— begin Information provided —

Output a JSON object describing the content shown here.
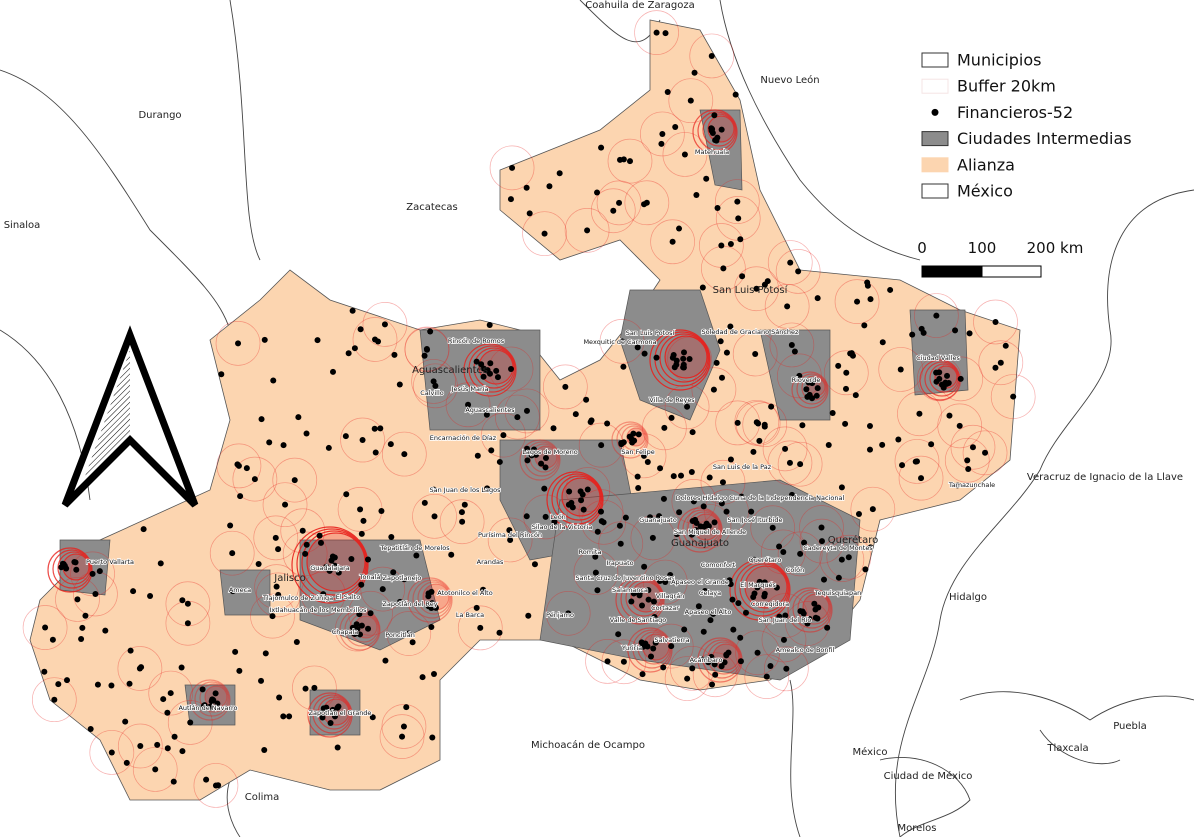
{
  "legend": [
    {
      "label": "Municipios"
    },
    {
      "label": "Buffer 20km"
    },
    {
      "label": "Financieros-52"
    },
    {
      "label": "Ciudades Intermedias"
    },
    {
      "label": "Alianza"
    },
    {
      "label": "México"
    }
  ],
  "scale_bar": {
    "labels": [
      "0",
      "100",
      "200 km"
    ]
  },
  "state_labels": [
    "Coahuila de Zaragoza",
    "Nuevo León",
    "Durango",
    "Zacatecas",
    "Sinaloa",
    "San Luis Potosí",
    "Aguascalientes",
    "Jalisco",
    "Guanajuato",
    "Querétaro",
    "Veracruz de Ignacio de la Llave",
    "Hidalgo",
    "Michoacán de Ocampo",
    "México",
    "Ciudad de México",
    "Puebla",
    "Tlaxcala",
    "Colima",
    "Morelos"
  ],
  "city_labels": [
    "Matehuala",
    "Ciudad Valles",
    "San Luis Potosí",
    "Soledad de Graciano Sánchez",
    "Mexquitic de Carmona",
    "Rioverde",
    "Villa de Reyes",
    "Rincón de Romos",
    "Calvillo",
    "Jesús María",
    "Aguascalientes",
    "Encarnación de Díaz",
    "Lagos de Moreno",
    "San Felipe",
    "San Luis de la Paz",
    "Tamazunchale",
    "San Juan de los Lagos",
    "Dolores Hidalgo Cuna de la Independencia Nacional",
    "León",
    "Silao de la Victoria",
    "Guanajuato",
    "San José Iturbide",
    "Tepatitlán de Morelos",
    "Purísima del Rincón",
    "Romita",
    "San Miguel de Allende",
    "Cadereyta de Montes",
    "Guadalajara",
    "Tonalá",
    "Zapotlanejo",
    "Puerto Vallarta",
    "Ameca",
    "Tlajomulco de Zúñiga",
    "El Salto",
    "Ixtlahuacán de los Membrillos",
    "Zapotlán del Rey",
    "Atotonilco el Alto",
    "Arandas",
    "Irapuato",
    "Santa Cruz de Juventino Rosas",
    "Salamanca",
    "Apaseo el Grande",
    "Comonfort",
    "Querétaro",
    "El Marqués",
    "Colón",
    "Tequisquiapan",
    "Chapala",
    "Poncitlán",
    "La Barca",
    "Pénjamo",
    "Valle de Santiago",
    "Cortazar",
    "Celaya",
    "Corregidora",
    "San Juan del Río",
    "Villagrán",
    "Apaseo el Alto",
    "Salvatierra",
    "Yuriria",
    "Acámbaro",
    "Amealco de Bonfil",
    "Autlán de Navarro",
    "Zapotlán el Grande"
  ]
}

— end Information provided —

Task prompt: Gather each line of the records holding the string "Lagos".

Answer to this problem:
    "Lagos de Moreno",
    "San Juan de los Lagos",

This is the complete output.